The problem. Express these lines as a JSON list of strings with one string per line, leaving out any blank lines.

Dataset records.
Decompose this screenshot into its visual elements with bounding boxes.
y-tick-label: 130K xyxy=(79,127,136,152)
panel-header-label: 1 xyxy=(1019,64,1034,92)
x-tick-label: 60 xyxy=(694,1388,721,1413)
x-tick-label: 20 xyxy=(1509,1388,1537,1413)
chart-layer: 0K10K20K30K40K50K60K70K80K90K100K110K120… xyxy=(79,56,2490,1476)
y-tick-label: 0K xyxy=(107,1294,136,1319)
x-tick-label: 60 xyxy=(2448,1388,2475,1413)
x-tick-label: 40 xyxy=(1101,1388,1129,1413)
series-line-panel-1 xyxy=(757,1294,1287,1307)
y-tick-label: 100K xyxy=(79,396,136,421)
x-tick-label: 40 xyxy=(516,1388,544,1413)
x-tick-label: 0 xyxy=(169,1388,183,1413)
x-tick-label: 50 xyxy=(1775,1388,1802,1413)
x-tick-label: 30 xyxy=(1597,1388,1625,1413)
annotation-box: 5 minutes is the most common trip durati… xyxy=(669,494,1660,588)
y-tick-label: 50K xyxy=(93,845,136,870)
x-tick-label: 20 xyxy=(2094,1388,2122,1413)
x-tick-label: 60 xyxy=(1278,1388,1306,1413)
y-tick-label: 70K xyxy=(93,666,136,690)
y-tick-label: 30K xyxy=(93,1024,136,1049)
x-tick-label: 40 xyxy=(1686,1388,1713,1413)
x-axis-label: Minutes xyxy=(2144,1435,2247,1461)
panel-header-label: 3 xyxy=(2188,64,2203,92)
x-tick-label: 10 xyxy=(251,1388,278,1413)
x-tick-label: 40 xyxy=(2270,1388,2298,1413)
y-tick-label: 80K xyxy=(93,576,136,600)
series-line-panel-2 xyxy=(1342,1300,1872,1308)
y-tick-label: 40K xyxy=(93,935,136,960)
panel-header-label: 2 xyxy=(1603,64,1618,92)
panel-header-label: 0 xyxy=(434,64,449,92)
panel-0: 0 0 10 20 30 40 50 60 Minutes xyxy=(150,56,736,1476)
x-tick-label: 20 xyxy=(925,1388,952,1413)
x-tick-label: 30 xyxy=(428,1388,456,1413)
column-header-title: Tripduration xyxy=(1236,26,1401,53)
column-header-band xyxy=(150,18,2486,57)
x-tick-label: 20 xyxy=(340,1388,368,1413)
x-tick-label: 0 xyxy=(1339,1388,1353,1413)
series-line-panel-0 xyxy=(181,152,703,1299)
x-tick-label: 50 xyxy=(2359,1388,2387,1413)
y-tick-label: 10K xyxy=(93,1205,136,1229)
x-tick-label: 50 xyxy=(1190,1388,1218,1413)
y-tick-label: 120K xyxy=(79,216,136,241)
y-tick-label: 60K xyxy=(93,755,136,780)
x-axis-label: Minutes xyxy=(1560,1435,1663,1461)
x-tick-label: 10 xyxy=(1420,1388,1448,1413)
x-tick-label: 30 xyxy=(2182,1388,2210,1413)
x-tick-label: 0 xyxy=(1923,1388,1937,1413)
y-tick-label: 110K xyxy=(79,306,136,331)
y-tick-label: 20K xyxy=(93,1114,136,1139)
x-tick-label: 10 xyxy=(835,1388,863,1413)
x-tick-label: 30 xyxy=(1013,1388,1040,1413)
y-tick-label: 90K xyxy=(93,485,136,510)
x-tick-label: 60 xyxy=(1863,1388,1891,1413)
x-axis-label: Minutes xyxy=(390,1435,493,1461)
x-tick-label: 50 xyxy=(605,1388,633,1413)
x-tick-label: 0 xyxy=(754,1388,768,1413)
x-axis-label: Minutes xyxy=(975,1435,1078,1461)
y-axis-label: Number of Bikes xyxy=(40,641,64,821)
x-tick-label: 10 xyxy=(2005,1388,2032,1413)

Reply to the exercise.
[
  "Decompose this screenshot into its visual elements with bounding boxes.",
  "y-tick-label: 130K xyxy=(79,127,136,152)",
  "panel-header-label: 1 xyxy=(1019,64,1034,92)",
  "x-tick-label: 60 xyxy=(694,1388,721,1413)",
  "x-tick-label: 20 xyxy=(1509,1388,1537,1413)",
  "chart-layer: 0K10K20K30K40K50K60K70K80K90K100K110K120… xyxy=(79,56,2490,1476)",
  "y-tick-label: 0K xyxy=(107,1294,136,1319)",
  "x-tick-label: 60 xyxy=(2448,1388,2475,1413)",
  "x-tick-label: 40 xyxy=(1101,1388,1129,1413)",
  "series-line-panel-1 xyxy=(757,1294,1287,1307)",
  "y-tick-label: 100K xyxy=(79,396,136,421)",
  "x-tick-label: 40 xyxy=(516,1388,544,1413)",
  "x-tick-label: 0 xyxy=(169,1388,183,1413)",
  "x-tick-label: 50 xyxy=(1775,1388,1802,1413)",
  "x-tick-label: 30 xyxy=(1597,1388,1625,1413)",
  "annotation-box: 5 minutes is the most common trip durati… xyxy=(669,494,1660,588)",
  "y-tick-label: 50K xyxy=(93,845,136,870)",
  "x-tick-label: 20 xyxy=(2094,1388,2122,1413)",
  "x-tick-label: 60 xyxy=(1278,1388,1306,1413)",
  "y-tick-label: 70K xyxy=(93,666,136,690)",
  "y-tick-label: 30K xyxy=(93,1024,136,1049)",
  "x-tick-label: 40 xyxy=(1686,1388,1713,1413)",
  "x-axis-label: Minutes xyxy=(2144,1435,2247,1461)",
  "panel-header-label: 3 xyxy=(2188,64,2203,92)",
  "x-tick-label: 10 xyxy=(251,1388,278,1413)",
  "x-tick-label: 40 xyxy=(2270,1388,2298,1413)",
  "y-tick-label: 80K xyxy=(93,576,136,600)",
  "series-line-panel-2 xyxy=(1342,1300,1872,1308)",
  "y-tick-label: 40K xyxy=(93,935,136,960)",
  "panel-header-label: 2 xyxy=(1603,64,1618,92)",
  "panel-header-label: 0 xyxy=(434,64,449,92)",
  "panel-0: 0 0 10 20 30 40 50 60 Minutes xyxy=(150,56,736,1476)",
  "x-tick-label: 20 xyxy=(925,1388,952,1413)",
  "x-tick-label: 30 xyxy=(428,1388,456,1413)",
  "column-header-title: Tripduration xyxy=(1236,26,1401,53)",
  "column-header-band xyxy=(150,18,2486,57)",
  "x-tick-label: 20 xyxy=(340,1388,368,1413)",
  "x-tick-label: 0 xyxy=(1339,1388,1353,1413)",
  "series-line-panel-0 xyxy=(181,152,703,1299)",
  "x-tick-label: 50 xyxy=(2359,1388,2387,1413)",
  "y-tick-label: 10K xyxy=(93,1205,136,1229)",
  "x-tick-label: 50 xyxy=(1190,1388,1218,1413)",
  "y-tick-label: 120K xyxy=(79,216,136,241)",
  "y-tick-label: 60K xyxy=(93,755,136,780)",
  "x-axis-label: Minutes xyxy=(1560,1435,1663,1461)",
  "x-tick-label: 10 xyxy=(1420,1388,1448,1413)",
  "x-tick-label: 30 xyxy=(2182,1388,2210,1413)",
  "x-tick-label: 0 xyxy=(1923,1388,1937,1413)",
  "y-tick-label: 110K xyxy=(79,306,136,331)",
  "y-tick-label: 20K xyxy=(93,1114,136,1139)",
  "x-tick-label: 10 xyxy=(835,1388,863,1413)",
  "x-tick-label: 30 xyxy=(1013,1388,1040,1413)",
  "y-tick-label: 90K xyxy=(93,485,136,510)",
  "x-tick-label: 60 xyxy=(1863,1388,1891,1413)",
  "x-axis-label: Minutes xyxy=(390,1435,493,1461)",
  "x-tick-label: 50 xyxy=(605,1388,633,1413)",
  "x-tick-label: 0 xyxy=(754,1388,768,1413)",
  "x-axis-label: Minutes xyxy=(975,1435,1078,1461)",
  "y-axis-label: Number of Bikes xyxy=(40,641,64,821)",
  "x-tick-label: 10 xyxy=(2005,1388,2032,1413)"
]